Stored records:
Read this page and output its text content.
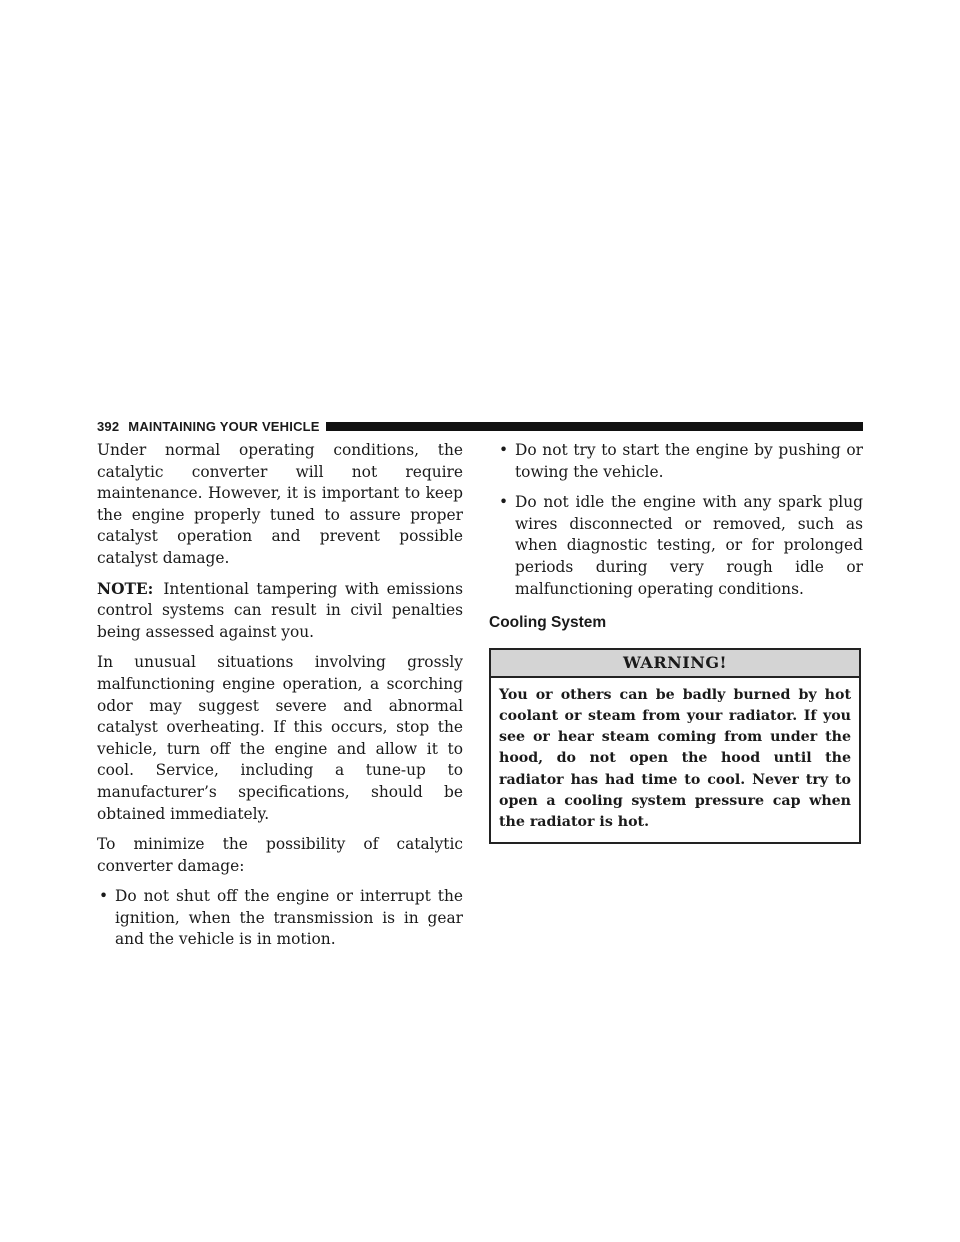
392 MAINTAINING YOUR VEHICLE

Under normal operating conditions, the catalytic converter will not require maintenance. However, it is important to keep the engine properly tuned to assure proper catalyst operation and prevent possible catalyst damage.

NOTE: Intentional tampering with emissions control systems can result in civil penalties being assessed against you.

In unusual situations involving grossly malfunctioning engine operation, a scorching odor may suggest severe and abnormal catalyst overheating. If this occurs, stop the vehicle, turn off the engine and allow it to cool. Service, including a tune-up to manufacturer’s specifications, should be obtained immediately.

To minimize the possibility of catalytic converter damage:

• Do not shut off the engine or interrupt the ignition, when the transmission is in gear and the vehicle is in motion.
• Do not try to start the engine by pushing or towing the vehicle.
• Do not idle the engine with any spark plug wires disconnected or removed, such as when diagnostic testing, or for prolonged periods during very rough idle or malfunctioning operating conditions.
Cooling System
WARNING!

You or others can be badly burned by hot coolant or steam from your radiator. If you see or hear steam coming from under the hood, do not open the hood until the radiator has had time to cool. Never try to open a cooling system pressure cap when the radiator is hot.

What is required: Retype the entries word for word. Omit any images.

Correct answer:
Read this page and output its text content.
392 MAINTAINING YOUR VEHICLE

Under normal operating conditions, the catalytic converter will not require maintenance. However, it is important to keep the engine properly tuned to assure proper catalyst operation and prevent possible catalyst damage.

NOTE: Intentional tampering with emissions control systems can result in civil penalties being assessed against you.

In unusual situations involving grossly malfunctioning engine operation, a scorching odor may suggest severe and abnormal catalyst overheating. If this occurs, stop the vehicle, turn off the engine and allow it to cool. Service, including a tune-up to manufacturer’s specifications, should be obtained immediately.

To minimize the possibility of catalytic converter damage:

• Do not shut off the engine or interrupt the ignition, when the transmission is in gear and the vehicle is in motion.
• Do not try to start the engine by pushing or towing the vehicle.
• Do not idle the engine with any spark plug wires disconnected or removed, such as when diagnostic testing, or for prolonged periods during very rough idle or malfunctioning operating conditions.
Cooling System
WARNING!

You or others can be badly burned by hot coolant or steam from your radiator. If you see or hear steam coming from under the hood, do not open the hood until the radiator has had time to cool. Never try to open a cooling system pressure cap when the radiator is hot.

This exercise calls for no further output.